§ Directions for this task:
Report all lines from the entries below in which "labels" appears.

§ Entries:
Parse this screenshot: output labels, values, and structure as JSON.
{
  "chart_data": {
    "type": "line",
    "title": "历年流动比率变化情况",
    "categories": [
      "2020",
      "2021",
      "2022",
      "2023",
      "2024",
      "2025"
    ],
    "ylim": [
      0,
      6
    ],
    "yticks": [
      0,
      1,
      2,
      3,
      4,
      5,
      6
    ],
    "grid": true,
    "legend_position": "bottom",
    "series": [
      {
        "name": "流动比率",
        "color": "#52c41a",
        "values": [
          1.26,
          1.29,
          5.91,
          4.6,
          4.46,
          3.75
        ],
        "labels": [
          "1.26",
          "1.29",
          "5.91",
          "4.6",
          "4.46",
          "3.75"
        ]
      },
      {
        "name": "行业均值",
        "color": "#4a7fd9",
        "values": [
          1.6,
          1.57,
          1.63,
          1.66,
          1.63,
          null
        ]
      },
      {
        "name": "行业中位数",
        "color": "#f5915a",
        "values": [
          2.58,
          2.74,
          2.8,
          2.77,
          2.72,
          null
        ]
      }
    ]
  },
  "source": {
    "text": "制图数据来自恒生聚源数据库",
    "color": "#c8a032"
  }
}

§ Answer below:
Parse this screenshot: output labels, values, and structure as JSON.
        "labels": [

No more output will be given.